Exercise directions: Return every line of the data below that includes the string "Regime".

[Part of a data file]
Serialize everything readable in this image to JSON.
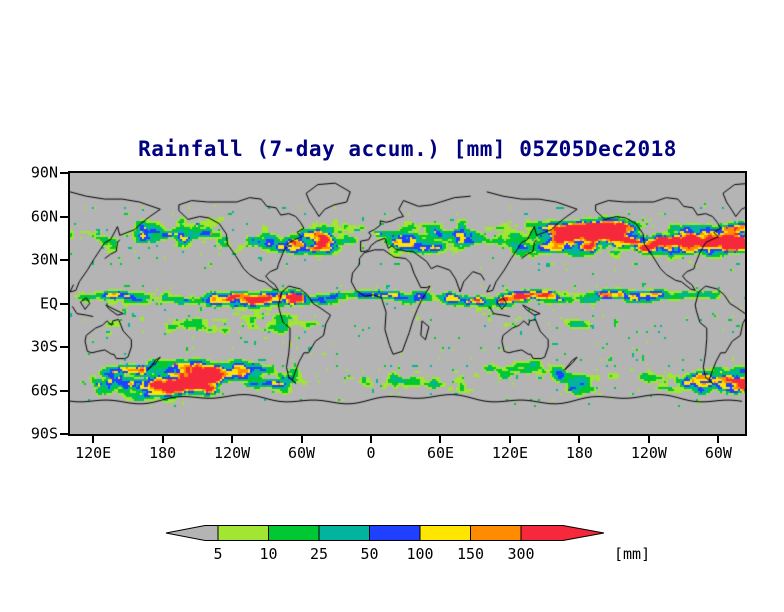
{
  "title": "Rainfall (7-day accum.) [mm] 05Z05Dec2018",
  "title_color": "#000080",
  "map": {
    "lat_labels": [
      "90N",
      "60N",
      "30N",
      "EQ",
      "30S",
      "60S",
      "90S"
    ],
    "lon_labels": [
      "120E",
      "180",
      "120W",
      "60W",
      "0",
      "60E",
      "120E",
      "180",
      "120W",
      "60W"
    ],
    "background_color": "#b4b4b4",
    "coastline_color": "#000000",
    "frame_color": "#000000"
  },
  "colorbar": {
    "boundary_labels": [
      "5",
      "10",
      "25",
      "50",
      "100",
      "150",
      "300"
    ],
    "unit": "[mm]",
    "colors": [
      "#b4b4b4",
      "#a0e632",
      "#00c832",
      "#00b4a0",
      "#2040ff",
      "#ffe600",
      "#ff8c00",
      "#f5283c"
    ]
  }
}
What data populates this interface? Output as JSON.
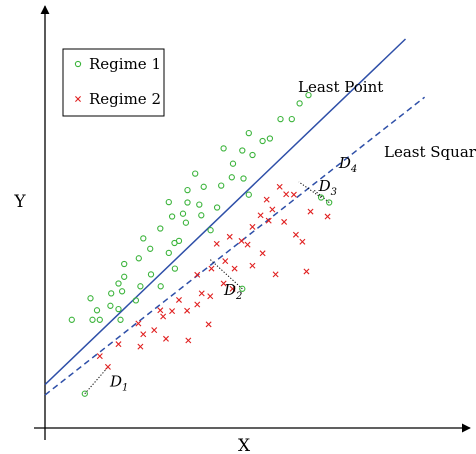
{
  "chart_data": {
    "type": "scatter",
    "axis_ticks": "none",
    "xlabel": "X",
    "ylabel": "Y",
    "legend": {
      "placement": "top-left",
      "entries": [
        "Regime 1",
        "Regime 2"
      ]
    },
    "xlim": [
      0,
      100
    ],
    "ylim": [
      0,
      100
    ],
    "series": [
      {
        "name": "Regime 1",
        "marker": "circle",
        "color": "#3cb43c",
        "points": [
          [
            6.6,
            26.2
          ],
          [
            11.7,
            26.2
          ],
          [
            13.5,
            26.2
          ],
          [
            12.8,
            28.5
          ],
          [
            11.2,
            31.4
          ],
          [
            16.1,
            29.6
          ],
          [
            16.3,
            32.6
          ],
          [
            18.1,
            28.8
          ],
          [
            18.1,
            35.0
          ],
          [
            19.5,
            36.6
          ],
          [
            19.5,
            39.7
          ],
          [
            19.0,
            33.1
          ],
          [
            18.6,
            26.2
          ],
          [
            22.4,
            30.9
          ],
          [
            23.5,
            34.3
          ],
          [
            23.1,
            41.1
          ],
          [
            24.2,
            45.9
          ],
          [
            26.1,
            37.2
          ],
          [
            25.9,
            43.4
          ],
          [
            28.5,
            34.3
          ],
          [
            28.4,
            48.3
          ],
          [
            30.5,
            42.4
          ],
          [
            32.0,
            38.6
          ],
          [
            31.9,
            44.8
          ],
          [
            31.3,
            51.2
          ],
          [
            33.0,
            45.3
          ],
          [
            30.5,
            54.7
          ],
          [
            34.0,
            51.9
          ],
          [
            35.1,
            57.6
          ],
          [
            34.7,
            49.7
          ],
          [
            35.1,
            54.6
          ],
          [
            38.0,
            54.1
          ],
          [
            37.0,
            61.6
          ],
          [
            38.5,
            51.5
          ],
          [
            39.1,
            58.4
          ],
          [
            40.8,
            47.9
          ],
          [
            42.4,
            53.4
          ],
          [
            43.4,
            58.7
          ],
          [
            44.0,
            67.7
          ],
          [
            46.0,
            60.7
          ],
          [
            46.3,
            64.0
          ],
          [
            48.6,
            67.2
          ],
          [
            48.9,
            60.4
          ],
          [
            50.2,
            71.4
          ],
          [
            51.1,
            66.1
          ],
          [
            53.6,
            69.5
          ],
          [
            55.4,
            70.1
          ],
          [
            58.0,
            74.8
          ],
          [
            60.8,
            74.8
          ],
          [
            62.7,
            78.6
          ],
          [
            64.9,
            80.6
          ],
          [
            50.2,
            56.5
          ],
          [
            9.8,
            8.3
          ],
          [
            48.6,
            33.7
          ],
          [
            68.0,
            55.8
          ],
          [
            70.0,
            54.6
          ]
        ]
      },
      {
        "name": "Regime 2",
        "marker": "x",
        "color": "#e02020",
        "points": [
          [
            13.5,
            17.4
          ],
          [
            15.5,
            14.8
          ],
          [
            18.1,
            20.3
          ],
          [
            23.0,
            25.3
          ],
          [
            23.5,
            19.7
          ],
          [
            24.2,
            22.7
          ],
          [
            26.9,
            23.7
          ],
          [
            28.4,
            28.5
          ],
          [
            29.1,
            27.0
          ],
          [
            29.8,
            21.6
          ],
          [
            31.3,
            28.3
          ],
          [
            33.0,
            31.0
          ],
          [
            35.0,
            28.4
          ],
          [
            37.5,
            29.9
          ],
          [
            35.3,
            21.2
          ],
          [
            37.5,
            37.1
          ],
          [
            38.6,
            32.6
          ],
          [
            40.7,
            31.9
          ],
          [
            41.0,
            38.6
          ],
          [
            40.3,
            25.1
          ],
          [
            42.3,
            44.6
          ],
          [
            44.0,
            35.0
          ],
          [
            44.4,
            40.4
          ],
          [
            45.5,
            46.3
          ],
          [
            46.2,
            33.7
          ],
          [
            46.7,
            38.6
          ],
          [
            48.4,
            45.3
          ],
          [
            49.9,
            44.4
          ],
          [
            51.1,
            39.3
          ],
          [
            51.1,
            48.7
          ],
          [
            53.1,
            51.5
          ],
          [
            53.6,
            42.3
          ],
          [
            54.6,
            55.3
          ],
          [
            55.1,
            50.2
          ],
          [
            56.0,
            52.9
          ],
          [
            56.8,
            37.2
          ],
          [
            57.8,
            58.4
          ],
          [
            58.9,
            49.9
          ],
          [
            61.3,
            56.5
          ],
          [
            61.8,
            46.8
          ],
          [
            63.4,
            45.1
          ],
          [
            65.4,
            52.4
          ],
          [
            69.6,
            51.2
          ],
          [
            64.4,
            37.9
          ],
          [
            59.4,
            56.6
          ]
        ]
      }
    ],
    "lines": [
      {
        "name": "Least Point",
        "style": "solid",
        "color": "#2e4fa8",
        "from": [
          0,
          10.5
        ],
        "to": [
          88.8,
          94.2
        ]
      },
      {
        "name": "Least Square",
        "style": "dashed",
        "color": "#2e4fa8",
        "from": [
          0,
          8.0
        ],
        "to": [
          93.5,
          80.1
        ]
      }
    ],
    "annotations": [
      {
        "label": "D",
        "sub": "1",
        "x": 16.0,
        "y": 10.0
      },
      {
        "label": "D",
        "sub": "2",
        "x": 44.1,
        "y": 32.2
      },
      {
        "label": "D",
        "sub": "3",
        "x": 67.4,
        "y": 57.4
      },
      {
        "label": "D",
        "sub": "4",
        "x": 72.4,
        "y": 63.0
      }
    ],
    "distance_links": [
      {
        "name": "D1",
        "from": [
          9.8,
          8.3
        ],
        "to": [
          15.3,
          14.5
        ]
      },
      {
        "name": "D2",
        "from": [
          48.6,
          33.7
        ],
        "to": [
          40.7,
          40.8
        ]
      },
      {
        "name": "D3",
        "from": [
          68.0,
          55.8
        ],
        "to": [
          62.5,
          59.6
        ]
      },
      {
        "name": "D4",
        "from": [
          70.0,
          54.6
        ],
        "to": [
          66.0,
          57.8
        ]
      }
    ]
  }
}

Result below:
        "Regime 1",
        "Regime 2"
        "name": "Regime 1",
        "name": "Regime 2",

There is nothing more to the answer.